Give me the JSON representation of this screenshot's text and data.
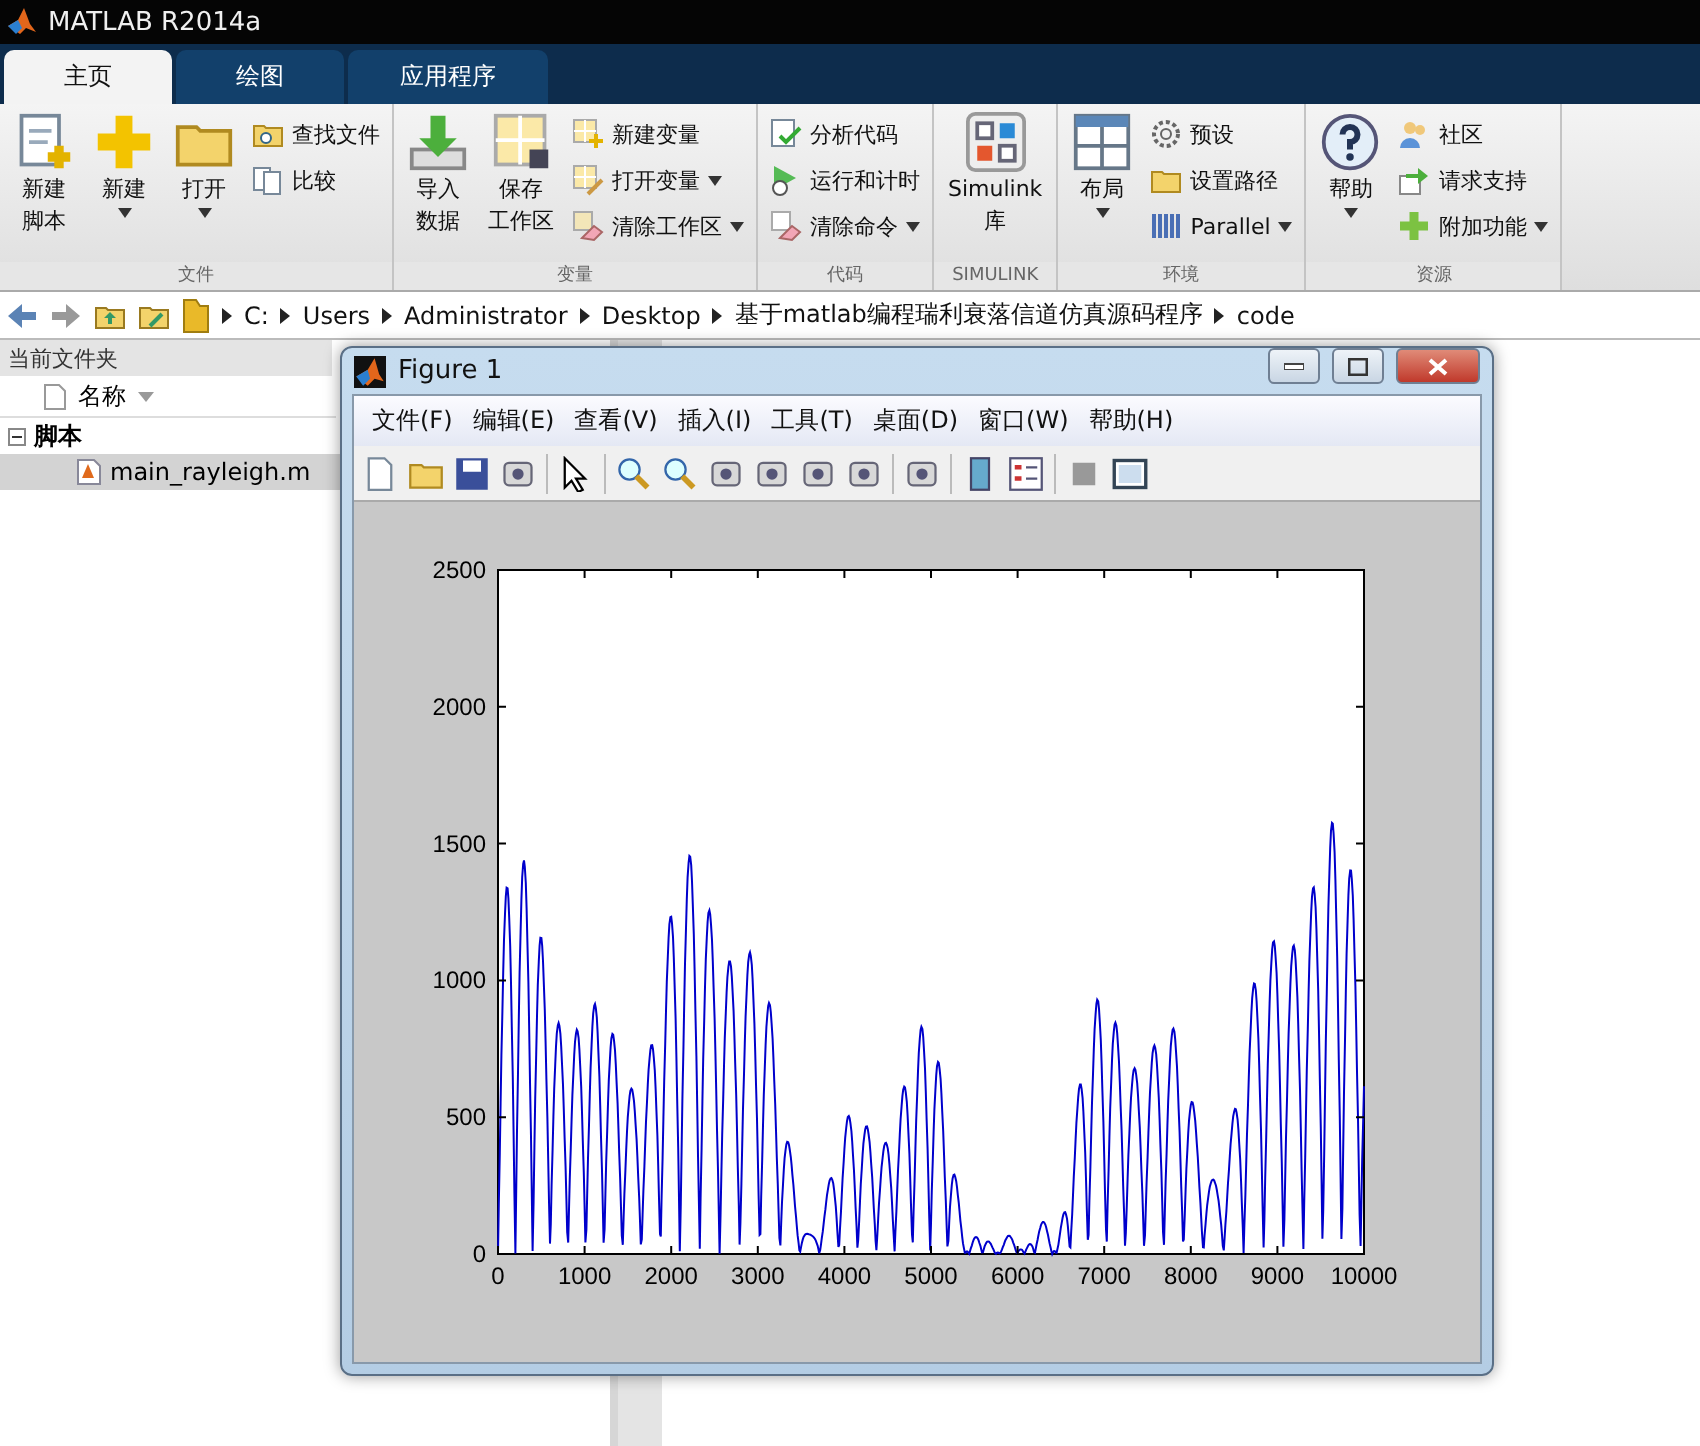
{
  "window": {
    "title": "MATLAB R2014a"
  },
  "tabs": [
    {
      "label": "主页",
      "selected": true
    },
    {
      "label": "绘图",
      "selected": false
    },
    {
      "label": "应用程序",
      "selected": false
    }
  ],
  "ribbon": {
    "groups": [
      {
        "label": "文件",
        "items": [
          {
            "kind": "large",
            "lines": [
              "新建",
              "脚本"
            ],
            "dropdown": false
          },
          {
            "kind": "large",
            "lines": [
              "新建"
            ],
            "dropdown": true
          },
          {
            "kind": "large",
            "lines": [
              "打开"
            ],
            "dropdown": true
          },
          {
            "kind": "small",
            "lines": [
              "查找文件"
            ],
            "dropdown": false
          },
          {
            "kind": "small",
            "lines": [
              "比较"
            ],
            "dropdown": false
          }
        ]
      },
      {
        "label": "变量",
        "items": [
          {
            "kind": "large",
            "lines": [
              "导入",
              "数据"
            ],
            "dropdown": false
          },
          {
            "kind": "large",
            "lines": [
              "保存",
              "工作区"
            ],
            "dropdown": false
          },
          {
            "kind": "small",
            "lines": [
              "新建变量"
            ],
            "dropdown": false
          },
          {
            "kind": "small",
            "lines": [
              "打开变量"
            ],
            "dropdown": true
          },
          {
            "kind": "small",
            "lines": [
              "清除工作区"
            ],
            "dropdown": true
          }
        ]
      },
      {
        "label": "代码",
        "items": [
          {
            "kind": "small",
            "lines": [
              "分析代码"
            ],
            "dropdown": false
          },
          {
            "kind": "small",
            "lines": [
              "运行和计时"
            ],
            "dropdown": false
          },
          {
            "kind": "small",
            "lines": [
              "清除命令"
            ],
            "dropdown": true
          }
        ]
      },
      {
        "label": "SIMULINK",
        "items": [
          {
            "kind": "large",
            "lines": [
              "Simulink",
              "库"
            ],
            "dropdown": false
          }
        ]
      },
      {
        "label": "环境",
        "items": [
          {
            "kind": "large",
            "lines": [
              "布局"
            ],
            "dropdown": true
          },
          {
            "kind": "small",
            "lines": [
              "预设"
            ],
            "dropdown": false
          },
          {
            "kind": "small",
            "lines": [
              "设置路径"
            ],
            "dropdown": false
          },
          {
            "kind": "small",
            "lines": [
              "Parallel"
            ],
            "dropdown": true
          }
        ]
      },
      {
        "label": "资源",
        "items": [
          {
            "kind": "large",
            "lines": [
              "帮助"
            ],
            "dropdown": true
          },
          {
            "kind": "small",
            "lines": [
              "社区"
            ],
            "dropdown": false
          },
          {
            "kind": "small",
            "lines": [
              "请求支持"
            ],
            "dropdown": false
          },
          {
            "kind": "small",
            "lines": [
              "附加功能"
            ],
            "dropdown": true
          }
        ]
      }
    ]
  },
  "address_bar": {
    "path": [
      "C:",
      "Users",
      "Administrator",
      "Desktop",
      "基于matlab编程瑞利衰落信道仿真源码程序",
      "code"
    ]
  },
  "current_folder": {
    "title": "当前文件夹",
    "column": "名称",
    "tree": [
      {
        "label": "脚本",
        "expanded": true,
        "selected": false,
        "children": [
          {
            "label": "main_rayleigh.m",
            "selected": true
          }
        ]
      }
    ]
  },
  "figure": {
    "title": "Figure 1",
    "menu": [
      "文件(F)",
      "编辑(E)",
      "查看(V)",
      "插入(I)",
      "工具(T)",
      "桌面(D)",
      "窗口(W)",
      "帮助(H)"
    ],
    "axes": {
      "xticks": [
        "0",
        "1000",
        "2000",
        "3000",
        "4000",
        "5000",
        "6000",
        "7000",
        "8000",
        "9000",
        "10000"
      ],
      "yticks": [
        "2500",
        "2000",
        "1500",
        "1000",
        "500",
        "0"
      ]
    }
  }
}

......

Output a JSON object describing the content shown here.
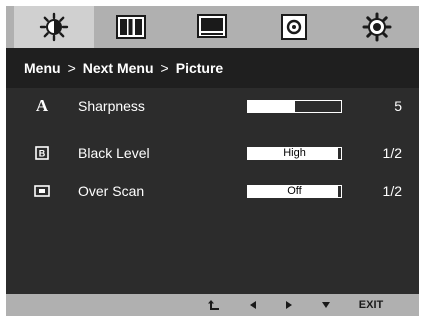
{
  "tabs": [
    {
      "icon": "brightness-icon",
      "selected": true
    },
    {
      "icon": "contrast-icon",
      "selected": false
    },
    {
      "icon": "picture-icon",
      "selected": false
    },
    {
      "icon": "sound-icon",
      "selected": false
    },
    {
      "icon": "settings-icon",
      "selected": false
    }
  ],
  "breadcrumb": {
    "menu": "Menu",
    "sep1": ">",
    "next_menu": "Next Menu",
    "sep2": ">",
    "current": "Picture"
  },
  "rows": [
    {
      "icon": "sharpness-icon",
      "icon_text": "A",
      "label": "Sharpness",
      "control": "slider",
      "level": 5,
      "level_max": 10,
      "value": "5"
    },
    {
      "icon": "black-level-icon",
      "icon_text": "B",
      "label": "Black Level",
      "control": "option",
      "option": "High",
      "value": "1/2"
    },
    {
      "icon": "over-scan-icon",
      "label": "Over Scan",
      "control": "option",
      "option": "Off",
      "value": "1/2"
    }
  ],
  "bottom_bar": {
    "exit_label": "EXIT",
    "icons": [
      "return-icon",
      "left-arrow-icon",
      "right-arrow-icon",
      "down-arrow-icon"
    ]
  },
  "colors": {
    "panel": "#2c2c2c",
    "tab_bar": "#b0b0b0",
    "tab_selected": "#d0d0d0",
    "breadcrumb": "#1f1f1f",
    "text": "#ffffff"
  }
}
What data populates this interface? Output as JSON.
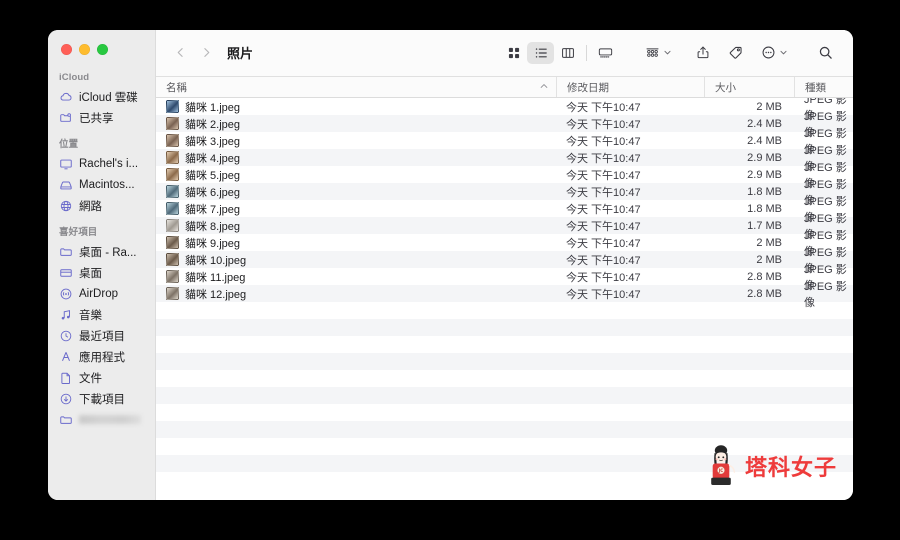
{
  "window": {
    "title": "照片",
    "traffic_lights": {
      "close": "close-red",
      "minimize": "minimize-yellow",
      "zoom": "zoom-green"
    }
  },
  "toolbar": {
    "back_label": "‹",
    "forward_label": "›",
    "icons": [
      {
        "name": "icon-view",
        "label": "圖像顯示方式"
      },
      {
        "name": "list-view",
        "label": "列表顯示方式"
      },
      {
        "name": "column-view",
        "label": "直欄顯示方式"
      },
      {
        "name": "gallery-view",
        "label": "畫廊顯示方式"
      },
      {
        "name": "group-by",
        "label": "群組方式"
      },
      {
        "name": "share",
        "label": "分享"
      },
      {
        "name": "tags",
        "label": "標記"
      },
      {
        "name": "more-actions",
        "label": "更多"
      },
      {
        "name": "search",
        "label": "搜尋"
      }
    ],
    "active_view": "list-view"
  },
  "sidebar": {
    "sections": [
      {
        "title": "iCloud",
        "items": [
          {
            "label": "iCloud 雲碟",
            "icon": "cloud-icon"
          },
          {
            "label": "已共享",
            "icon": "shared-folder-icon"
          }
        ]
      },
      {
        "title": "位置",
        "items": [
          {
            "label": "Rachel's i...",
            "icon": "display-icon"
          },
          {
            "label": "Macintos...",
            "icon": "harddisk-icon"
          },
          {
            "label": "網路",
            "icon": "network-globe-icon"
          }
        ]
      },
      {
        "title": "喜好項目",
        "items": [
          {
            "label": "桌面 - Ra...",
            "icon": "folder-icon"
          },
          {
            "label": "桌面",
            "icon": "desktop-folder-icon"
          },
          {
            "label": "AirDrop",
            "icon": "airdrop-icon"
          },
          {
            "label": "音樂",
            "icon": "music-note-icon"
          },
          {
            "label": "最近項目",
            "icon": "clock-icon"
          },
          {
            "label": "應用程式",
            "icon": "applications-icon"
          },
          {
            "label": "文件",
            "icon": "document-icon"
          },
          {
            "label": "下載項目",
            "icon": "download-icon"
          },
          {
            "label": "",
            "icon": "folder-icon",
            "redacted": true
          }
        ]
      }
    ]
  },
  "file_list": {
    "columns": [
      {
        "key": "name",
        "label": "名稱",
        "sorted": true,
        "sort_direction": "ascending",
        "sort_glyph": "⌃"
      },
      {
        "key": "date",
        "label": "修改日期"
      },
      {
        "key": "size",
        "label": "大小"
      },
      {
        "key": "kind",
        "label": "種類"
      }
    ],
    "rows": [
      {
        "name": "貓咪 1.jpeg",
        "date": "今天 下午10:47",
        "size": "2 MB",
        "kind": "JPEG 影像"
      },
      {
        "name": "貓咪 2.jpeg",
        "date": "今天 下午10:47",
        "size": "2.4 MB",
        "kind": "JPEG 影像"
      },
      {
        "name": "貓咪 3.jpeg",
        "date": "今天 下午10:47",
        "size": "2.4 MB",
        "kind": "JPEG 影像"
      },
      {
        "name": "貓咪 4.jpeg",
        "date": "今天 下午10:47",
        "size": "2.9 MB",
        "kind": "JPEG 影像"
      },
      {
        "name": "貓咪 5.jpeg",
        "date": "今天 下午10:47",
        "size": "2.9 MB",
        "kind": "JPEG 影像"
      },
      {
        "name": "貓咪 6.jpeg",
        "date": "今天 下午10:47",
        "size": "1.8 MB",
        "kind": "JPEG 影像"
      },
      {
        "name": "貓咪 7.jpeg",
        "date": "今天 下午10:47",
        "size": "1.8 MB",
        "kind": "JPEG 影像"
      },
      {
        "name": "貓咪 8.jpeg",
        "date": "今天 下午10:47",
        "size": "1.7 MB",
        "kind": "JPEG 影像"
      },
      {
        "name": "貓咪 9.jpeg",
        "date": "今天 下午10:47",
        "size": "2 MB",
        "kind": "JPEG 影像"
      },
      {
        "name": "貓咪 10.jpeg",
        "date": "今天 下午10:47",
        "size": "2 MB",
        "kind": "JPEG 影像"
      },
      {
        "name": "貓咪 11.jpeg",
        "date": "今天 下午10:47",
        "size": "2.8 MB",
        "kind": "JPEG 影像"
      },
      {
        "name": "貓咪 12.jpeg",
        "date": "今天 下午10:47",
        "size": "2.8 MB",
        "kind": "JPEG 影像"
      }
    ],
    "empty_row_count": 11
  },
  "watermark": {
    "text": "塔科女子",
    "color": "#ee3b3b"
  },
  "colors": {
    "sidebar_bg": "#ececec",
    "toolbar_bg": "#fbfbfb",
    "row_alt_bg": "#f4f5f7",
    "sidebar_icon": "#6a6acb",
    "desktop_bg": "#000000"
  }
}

......

-- What to work on --
Check each line of the records for the string "arrow" and state how many lines contain it. Give only the number.

-- Task response --
3